Task objective
Look through the listing below and report how many lines contain "odcinek", as a bare number.

┌─ Entries

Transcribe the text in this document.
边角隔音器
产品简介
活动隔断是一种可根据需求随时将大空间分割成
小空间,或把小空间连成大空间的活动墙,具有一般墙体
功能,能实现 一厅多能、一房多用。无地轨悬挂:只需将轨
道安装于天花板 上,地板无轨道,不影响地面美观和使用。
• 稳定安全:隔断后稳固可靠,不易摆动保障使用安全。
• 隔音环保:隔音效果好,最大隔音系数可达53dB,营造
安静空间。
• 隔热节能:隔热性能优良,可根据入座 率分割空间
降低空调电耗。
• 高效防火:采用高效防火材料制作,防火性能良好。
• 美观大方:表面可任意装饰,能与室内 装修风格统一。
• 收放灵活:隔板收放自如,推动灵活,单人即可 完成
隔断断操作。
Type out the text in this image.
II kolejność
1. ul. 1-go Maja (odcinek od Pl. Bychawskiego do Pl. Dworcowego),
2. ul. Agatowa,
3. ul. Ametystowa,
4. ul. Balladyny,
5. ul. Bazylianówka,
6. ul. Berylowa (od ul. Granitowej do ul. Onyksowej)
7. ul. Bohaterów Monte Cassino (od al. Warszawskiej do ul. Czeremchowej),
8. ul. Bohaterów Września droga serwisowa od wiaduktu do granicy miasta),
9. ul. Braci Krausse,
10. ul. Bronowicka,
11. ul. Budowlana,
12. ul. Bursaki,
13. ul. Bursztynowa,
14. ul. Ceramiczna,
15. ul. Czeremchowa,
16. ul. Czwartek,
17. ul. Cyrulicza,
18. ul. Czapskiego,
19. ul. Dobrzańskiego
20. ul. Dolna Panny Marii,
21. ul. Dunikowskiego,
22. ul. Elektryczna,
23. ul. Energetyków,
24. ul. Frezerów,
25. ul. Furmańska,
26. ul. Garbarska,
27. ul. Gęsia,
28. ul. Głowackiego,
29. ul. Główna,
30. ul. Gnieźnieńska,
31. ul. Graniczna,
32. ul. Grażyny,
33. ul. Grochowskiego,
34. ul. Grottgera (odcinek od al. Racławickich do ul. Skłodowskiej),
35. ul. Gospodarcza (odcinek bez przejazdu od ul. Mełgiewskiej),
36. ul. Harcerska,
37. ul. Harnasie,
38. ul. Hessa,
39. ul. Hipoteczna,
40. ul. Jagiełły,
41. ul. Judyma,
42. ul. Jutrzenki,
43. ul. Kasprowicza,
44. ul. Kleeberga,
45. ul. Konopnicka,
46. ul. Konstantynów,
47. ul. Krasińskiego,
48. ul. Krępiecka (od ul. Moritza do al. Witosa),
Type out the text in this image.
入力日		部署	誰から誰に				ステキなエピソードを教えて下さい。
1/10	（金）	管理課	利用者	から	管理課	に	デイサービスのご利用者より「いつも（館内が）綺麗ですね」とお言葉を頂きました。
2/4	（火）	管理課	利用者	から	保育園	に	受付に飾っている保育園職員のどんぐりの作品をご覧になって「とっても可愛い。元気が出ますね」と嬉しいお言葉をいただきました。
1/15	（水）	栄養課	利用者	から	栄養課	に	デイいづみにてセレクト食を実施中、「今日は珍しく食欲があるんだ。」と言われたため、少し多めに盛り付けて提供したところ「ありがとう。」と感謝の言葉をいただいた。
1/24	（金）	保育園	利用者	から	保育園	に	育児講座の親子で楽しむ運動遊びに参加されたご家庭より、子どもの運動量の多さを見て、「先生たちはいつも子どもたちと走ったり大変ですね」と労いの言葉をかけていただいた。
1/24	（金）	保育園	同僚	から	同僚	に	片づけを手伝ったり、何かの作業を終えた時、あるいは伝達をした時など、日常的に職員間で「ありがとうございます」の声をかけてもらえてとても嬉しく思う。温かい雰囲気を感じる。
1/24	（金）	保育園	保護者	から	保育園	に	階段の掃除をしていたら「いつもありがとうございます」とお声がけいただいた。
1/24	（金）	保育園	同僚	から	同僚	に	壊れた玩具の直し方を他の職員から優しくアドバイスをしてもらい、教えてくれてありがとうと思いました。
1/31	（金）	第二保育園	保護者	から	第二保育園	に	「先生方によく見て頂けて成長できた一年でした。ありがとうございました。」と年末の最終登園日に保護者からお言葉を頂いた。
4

└─

Exercise solution
3